## START Dataset content
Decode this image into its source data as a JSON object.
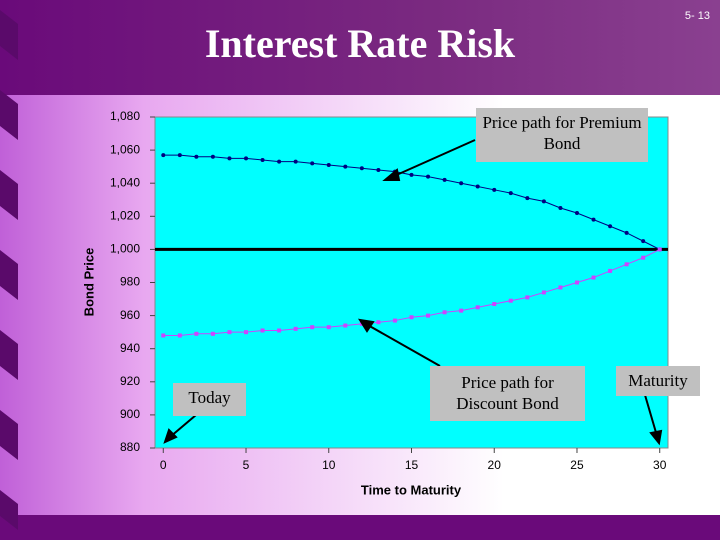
{
  "slide_number": "5- 13",
  "chart_data": {
    "type": "line",
    "title": "Interest Rate Risk",
    "x_label": "Time to Maturity",
    "y_label": "Bond Price",
    "x": [
      0,
      1,
      2,
      3,
      4,
      5,
      6,
      7,
      8,
      9,
      10,
      11,
      12,
      13,
      14,
      15,
      16,
      17,
      18,
      19,
      20,
      21,
      22,
      23,
      24,
      25,
      26,
      27,
      28,
      29,
      30
    ],
    "series": [
      {
        "name": "Premium Bond",
        "color": "#000080",
        "marker": "circle",
        "values": [
          1057,
          1057,
          1056,
          1056,
          1055,
          1055,
          1054,
          1053,
          1053,
          1052,
          1051,
          1050,
          1049,
          1048,
          1047,
          1045,
          1044,
          1042,
          1040,
          1038,
          1036,
          1034,
          1031,
          1029,
          1025,
          1022,
          1018,
          1014,
          1010,
          1005,
          1000
        ]
      },
      {
        "name": "Discount Bond",
        "color": "#cc44ff",
        "marker": "square",
        "values": [
          948,
          948,
          949,
          949,
          950,
          950,
          951,
          951,
          952,
          953,
          953,
          954,
          955,
          956,
          957,
          959,
          960,
          962,
          963,
          965,
          967,
          969,
          971,
          974,
          977,
          980,
          983,
          987,
          991,
          995,
          1000
        ]
      }
    ],
    "hline": 1000,
    "xlim": [
      -0.5,
      30.5
    ],
    "xticks": [
      0,
      5,
      10,
      15,
      20,
      25,
      30
    ],
    "ylim": [
      880,
      1080
    ],
    "yticks": [
      880,
      900,
      920,
      940,
      960,
      980,
      {
        "value": 1000,
        "label": "1,000"
      },
      {
        "value": 1020,
        "label": "1,020"
      },
      {
        "value": 1040,
        "label": "1,040"
      },
      {
        "value": 1060,
        "label": "1,060"
      },
      {
        "value": 1080,
        "label": "1,080"
      }
    ],
    "grid": false,
    "background": "#00ffff",
    "annotations": [
      {
        "text": "Price path for Premium Bond"
      },
      {
        "text": "Price path for Discount Bond"
      },
      {
        "text": "Today"
      },
      {
        "text": "Maturity"
      }
    ]
  }
}
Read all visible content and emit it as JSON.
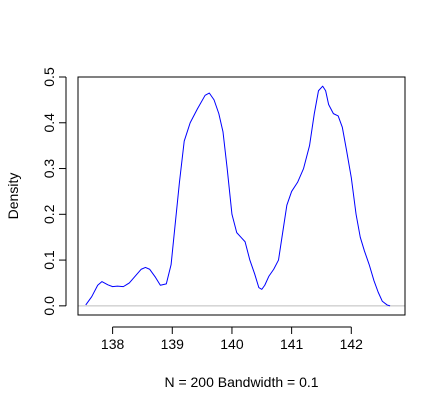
{
  "chart_data": {
    "type": "line",
    "title": "",
    "xlabel": "N = 200   Bandwidth = 0.1",
    "ylabel": "Density",
    "xlim": [
      137.42,
      142.9
    ],
    "ylim": [
      -0.02,
      0.5
    ],
    "x_ticks": [
      138,
      139,
      140,
      141,
      142
    ],
    "x_tick_labels": [
      "138",
      "139",
      "140",
      "141",
      "142"
    ],
    "y_ticks": [
      0.0,
      0.1,
      0.2,
      0.3,
      0.4,
      0.5
    ],
    "y_tick_labels": [
      "0.0",
      "0.1",
      "0.2",
      "0.3",
      "0.4",
      "0.5"
    ],
    "baseline": 0,
    "grid": false,
    "colors": {
      "line": "#0000ff",
      "baseline": "#bebebe",
      "axis": "#000000"
    },
    "series": [
      {
        "x": [
          137.55,
          137.65,
          137.75,
          137.82,
          137.92,
          138.0,
          138.08,
          138.18,
          138.28,
          138.38,
          138.48,
          138.55,
          138.62,
          138.72,
          138.8,
          138.9,
          138.98,
          139.05,
          139.12,
          139.2,
          139.3,
          139.42,
          139.55,
          139.62,
          139.7,
          139.78,
          139.85,
          139.92,
          140.0,
          140.08,
          140.15,
          140.22,
          140.3,
          140.38,
          140.45,
          140.5,
          140.55,
          140.62,
          140.7,
          140.78,
          140.85,
          140.92,
          141.0,
          141.1,
          141.2,
          141.3,
          141.38,
          141.45,
          141.52,
          141.57,
          141.62,
          141.7,
          141.78,
          141.85,
          141.92,
          142.0,
          142.08,
          142.15,
          142.22,
          142.3,
          142.38,
          142.45,
          142.52,
          142.6,
          142.65
        ],
        "y": [
          0.002,
          0.02,
          0.045,
          0.053,
          0.046,
          0.042,
          0.043,
          0.042,
          0.05,
          0.065,
          0.08,
          0.084,
          0.08,
          0.062,
          0.045,
          0.048,
          0.09,
          0.18,
          0.27,
          0.36,
          0.4,
          0.43,
          0.46,
          0.465,
          0.45,
          0.42,
          0.38,
          0.3,
          0.2,
          0.16,
          0.15,
          0.14,
          0.1,
          0.07,
          0.04,
          0.036,
          0.045,
          0.065,
          0.08,
          0.1,
          0.16,
          0.22,
          0.25,
          0.27,
          0.3,
          0.35,
          0.42,
          0.47,
          0.48,
          0.47,
          0.44,
          0.42,
          0.415,
          0.39,
          0.34,
          0.28,
          0.2,
          0.15,
          0.12,
          0.09,
          0.055,
          0.03,
          0.01,
          0.002,
          0.0
        ]
      }
    ]
  }
}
## END Dataset content
From the entries above, list each line with "Premium" in it.

        "name": "Premium Bond",
        "text": "Price path for Premium Bond"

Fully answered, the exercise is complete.